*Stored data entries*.
"""
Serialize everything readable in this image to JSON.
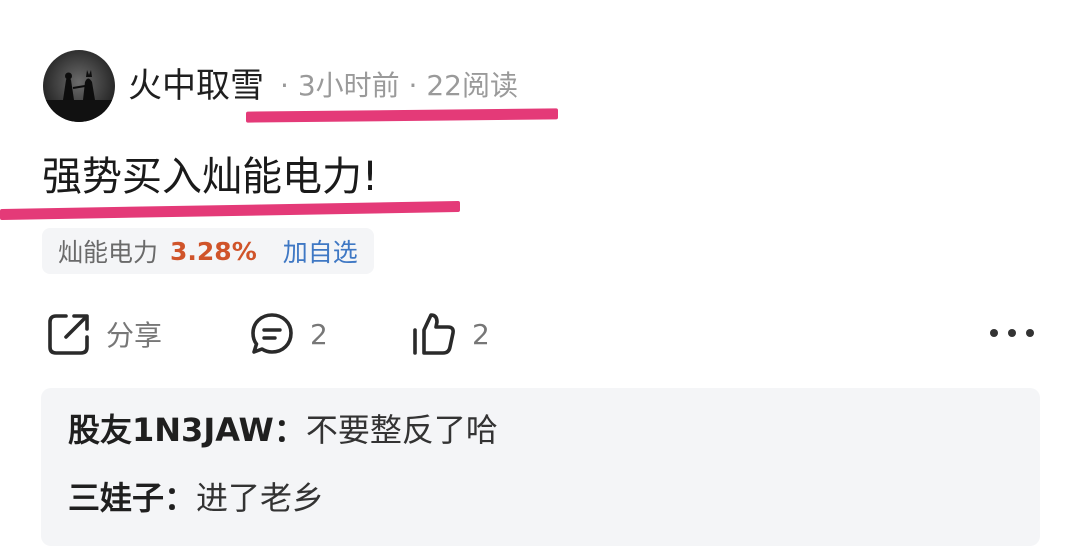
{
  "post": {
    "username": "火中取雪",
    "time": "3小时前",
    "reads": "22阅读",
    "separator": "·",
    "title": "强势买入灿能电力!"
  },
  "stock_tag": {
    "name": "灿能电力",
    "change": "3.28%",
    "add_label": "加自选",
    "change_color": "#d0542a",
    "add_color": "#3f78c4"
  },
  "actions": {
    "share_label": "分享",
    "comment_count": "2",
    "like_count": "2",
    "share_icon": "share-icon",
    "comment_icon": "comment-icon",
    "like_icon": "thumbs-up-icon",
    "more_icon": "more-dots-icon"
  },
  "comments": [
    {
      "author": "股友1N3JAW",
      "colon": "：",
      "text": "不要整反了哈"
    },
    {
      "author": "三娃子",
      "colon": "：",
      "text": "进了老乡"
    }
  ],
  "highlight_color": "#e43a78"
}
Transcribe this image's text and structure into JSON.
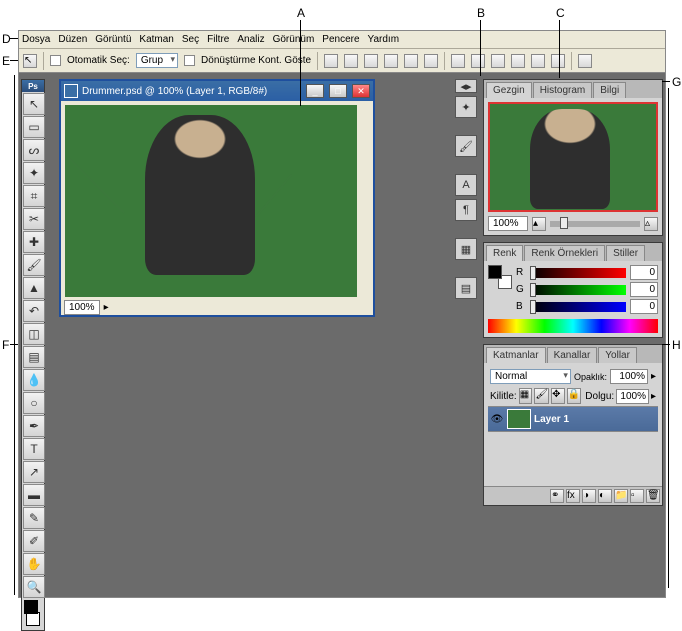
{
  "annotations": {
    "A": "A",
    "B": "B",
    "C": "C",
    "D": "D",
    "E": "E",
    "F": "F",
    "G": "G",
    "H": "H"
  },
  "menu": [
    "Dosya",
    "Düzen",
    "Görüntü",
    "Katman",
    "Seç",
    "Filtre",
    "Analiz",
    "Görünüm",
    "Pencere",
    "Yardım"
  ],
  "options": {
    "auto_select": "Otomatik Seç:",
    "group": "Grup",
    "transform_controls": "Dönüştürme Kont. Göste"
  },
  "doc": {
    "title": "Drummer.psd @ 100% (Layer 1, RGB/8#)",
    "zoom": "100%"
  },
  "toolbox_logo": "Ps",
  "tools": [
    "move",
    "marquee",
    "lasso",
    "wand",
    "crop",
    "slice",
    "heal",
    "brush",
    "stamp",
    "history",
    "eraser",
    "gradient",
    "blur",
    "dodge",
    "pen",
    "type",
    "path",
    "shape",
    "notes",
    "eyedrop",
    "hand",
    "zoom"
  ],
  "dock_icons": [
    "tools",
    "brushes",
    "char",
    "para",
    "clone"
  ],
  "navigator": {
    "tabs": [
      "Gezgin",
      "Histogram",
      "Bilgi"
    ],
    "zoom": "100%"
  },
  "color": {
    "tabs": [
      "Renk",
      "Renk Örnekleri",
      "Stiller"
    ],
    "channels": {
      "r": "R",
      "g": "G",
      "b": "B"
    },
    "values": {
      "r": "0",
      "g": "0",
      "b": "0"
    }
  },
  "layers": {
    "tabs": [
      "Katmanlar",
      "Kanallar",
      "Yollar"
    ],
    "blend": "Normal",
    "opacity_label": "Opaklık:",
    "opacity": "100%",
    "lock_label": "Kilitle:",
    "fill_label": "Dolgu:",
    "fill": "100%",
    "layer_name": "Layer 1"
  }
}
"""
*Short task*.
Exact duplication of all the records is required; pictures are omitted from the copy.

*Task response*.
Serialize everything readable in this image to JSON.
{
  "post": {
    "username": "火中取雪",
    "time": "3小时前",
    "reads": "22阅读",
    "separator": "·",
    "title": "强势买入灿能电力!"
  },
  "stock_tag": {
    "name": "灿能电力",
    "change": "3.28%",
    "add_label": "加自选",
    "change_color": "#d0542a",
    "add_color": "#3f78c4"
  },
  "actions": {
    "share_label": "分享",
    "comment_count": "2",
    "like_count": "2",
    "share_icon": "share-icon",
    "comment_icon": "comment-icon",
    "like_icon": "thumbs-up-icon",
    "more_icon": "more-dots-icon"
  },
  "comments": [
    {
      "author": "股友1N3JAW",
      "colon": "：",
      "text": "不要整反了哈"
    },
    {
      "author": "三娃子",
      "colon": "：",
      "text": "进了老乡"
    }
  ],
  "highlight_color": "#e43a78"
}
Transcribe this image's text and structure into JSON.
{
  "annotations": {
    "A": "A",
    "B": "B",
    "C": "C",
    "D": "D",
    "E": "E",
    "F": "F",
    "G": "G",
    "H": "H"
  },
  "menu": [
    "Dosya",
    "Düzen",
    "Görüntü",
    "Katman",
    "Seç",
    "Filtre",
    "Analiz",
    "Görünüm",
    "Pencere",
    "Yardım"
  ],
  "options": {
    "auto_select": "Otomatik Seç:",
    "group": "Grup",
    "transform_controls": "Dönüştürme Kont. Göste"
  },
  "doc": {
    "title": "Drummer.psd @ 100% (Layer 1, RGB/8#)",
    "zoom": "100%"
  },
  "toolbox_logo": "Ps",
  "tools": [
    "move",
    "marquee",
    "lasso",
    "wand",
    "crop",
    "slice",
    "heal",
    "brush",
    "stamp",
    "history",
    "eraser",
    "gradient",
    "blur",
    "dodge",
    "pen",
    "type",
    "path",
    "shape",
    "notes",
    "eyedrop",
    "hand",
    "zoom"
  ],
  "dock_icons": [
    "tools",
    "brushes",
    "char",
    "para",
    "clone"
  ],
  "navigator": {
    "tabs": [
      "Gezgin",
      "Histogram",
      "Bilgi"
    ],
    "zoom": "100%"
  },
  "color": {
    "tabs": [
      "Renk",
      "Renk Örnekleri",
      "Stiller"
    ],
    "channels": {
      "r": "R",
      "g": "G",
      "b": "B"
    },
    "values": {
      "r": "0",
      "g": "0",
      "b": "0"
    }
  },
  "layers": {
    "tabs": [
      "Katmanlar",
      "Kanallar",
      "Yollar"
    ],
    "blend": "Normal",
    "opacity_label": "Opaklık:",
    "opacity": "100%",
    "lock_label": "Kilitle:",
    "fill_label": "Dolgu:",
    "fill": "100%",
    "layer_name": "Layer 1"
  }
}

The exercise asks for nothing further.